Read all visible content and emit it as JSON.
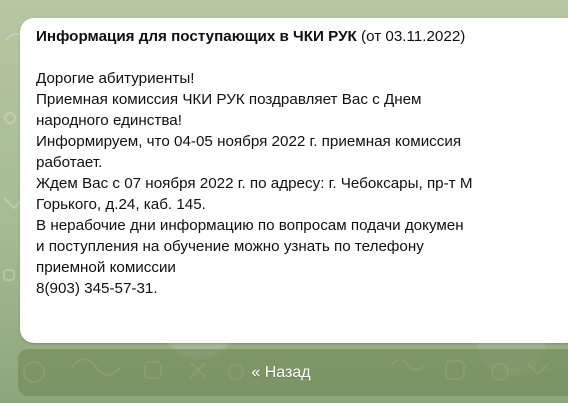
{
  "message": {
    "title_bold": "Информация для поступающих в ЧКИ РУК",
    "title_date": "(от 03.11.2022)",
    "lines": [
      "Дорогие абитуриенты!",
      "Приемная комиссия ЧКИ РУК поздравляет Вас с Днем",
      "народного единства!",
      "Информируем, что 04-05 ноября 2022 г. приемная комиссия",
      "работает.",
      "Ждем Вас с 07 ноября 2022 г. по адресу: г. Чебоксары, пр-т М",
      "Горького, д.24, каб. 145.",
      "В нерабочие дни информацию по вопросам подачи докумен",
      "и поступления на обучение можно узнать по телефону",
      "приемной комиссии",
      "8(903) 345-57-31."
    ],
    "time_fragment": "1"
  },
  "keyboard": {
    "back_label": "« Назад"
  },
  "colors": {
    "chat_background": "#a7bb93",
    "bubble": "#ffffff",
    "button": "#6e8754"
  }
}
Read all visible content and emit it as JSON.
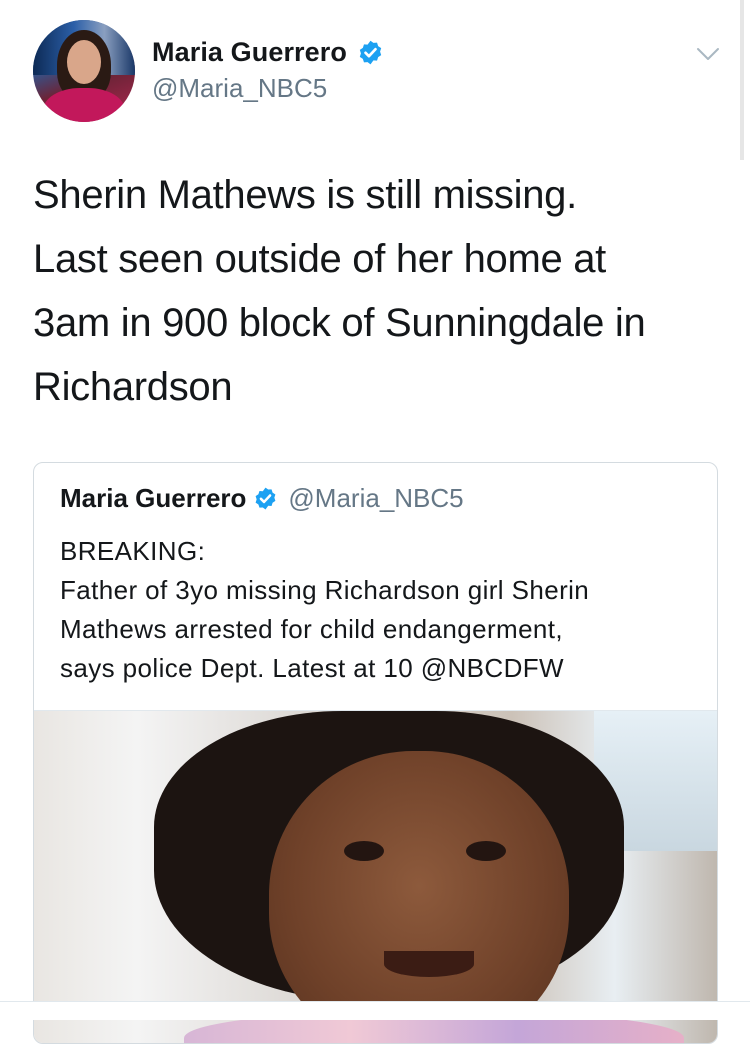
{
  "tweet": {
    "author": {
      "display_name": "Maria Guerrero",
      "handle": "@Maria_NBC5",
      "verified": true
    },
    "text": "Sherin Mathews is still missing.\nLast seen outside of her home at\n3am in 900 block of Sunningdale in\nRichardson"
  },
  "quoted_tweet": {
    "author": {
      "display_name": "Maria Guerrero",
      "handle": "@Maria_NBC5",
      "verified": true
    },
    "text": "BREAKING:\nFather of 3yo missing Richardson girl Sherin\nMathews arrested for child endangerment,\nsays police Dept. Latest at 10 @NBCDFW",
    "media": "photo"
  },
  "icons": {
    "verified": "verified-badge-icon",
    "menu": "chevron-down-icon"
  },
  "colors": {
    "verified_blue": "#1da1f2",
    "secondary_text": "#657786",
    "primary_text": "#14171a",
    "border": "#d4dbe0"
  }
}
============================================================
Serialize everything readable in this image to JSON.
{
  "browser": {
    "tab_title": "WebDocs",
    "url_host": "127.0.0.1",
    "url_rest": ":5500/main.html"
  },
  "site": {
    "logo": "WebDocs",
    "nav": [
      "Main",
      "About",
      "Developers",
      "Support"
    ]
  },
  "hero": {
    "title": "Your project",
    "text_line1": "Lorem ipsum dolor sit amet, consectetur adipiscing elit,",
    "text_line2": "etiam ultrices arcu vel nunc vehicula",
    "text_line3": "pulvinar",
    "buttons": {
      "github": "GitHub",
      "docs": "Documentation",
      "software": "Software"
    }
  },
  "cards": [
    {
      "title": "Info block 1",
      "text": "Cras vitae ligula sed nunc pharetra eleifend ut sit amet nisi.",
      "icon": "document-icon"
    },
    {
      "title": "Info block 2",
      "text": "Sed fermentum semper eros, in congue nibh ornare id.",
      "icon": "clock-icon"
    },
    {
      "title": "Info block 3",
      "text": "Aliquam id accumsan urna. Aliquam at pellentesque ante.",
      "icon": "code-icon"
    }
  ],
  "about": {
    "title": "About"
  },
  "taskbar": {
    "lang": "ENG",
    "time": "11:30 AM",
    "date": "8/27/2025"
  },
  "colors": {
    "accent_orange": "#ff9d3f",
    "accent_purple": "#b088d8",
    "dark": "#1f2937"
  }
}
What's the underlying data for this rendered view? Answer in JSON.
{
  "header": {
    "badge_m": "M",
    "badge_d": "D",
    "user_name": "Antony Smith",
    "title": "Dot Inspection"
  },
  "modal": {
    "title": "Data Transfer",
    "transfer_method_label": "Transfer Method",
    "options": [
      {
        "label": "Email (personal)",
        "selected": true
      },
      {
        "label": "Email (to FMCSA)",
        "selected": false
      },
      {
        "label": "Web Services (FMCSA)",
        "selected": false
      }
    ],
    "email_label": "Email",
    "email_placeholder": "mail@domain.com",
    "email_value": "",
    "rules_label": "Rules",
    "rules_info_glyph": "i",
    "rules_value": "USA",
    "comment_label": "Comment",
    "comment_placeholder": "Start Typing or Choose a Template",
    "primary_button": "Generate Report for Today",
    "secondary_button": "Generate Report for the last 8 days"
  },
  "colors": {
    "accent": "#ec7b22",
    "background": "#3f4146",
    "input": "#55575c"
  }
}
============================================================
Short exercise: The word "Sherin" may occur in lines of the records. Report how many such lines there are, giving only the number.

Written answer: 2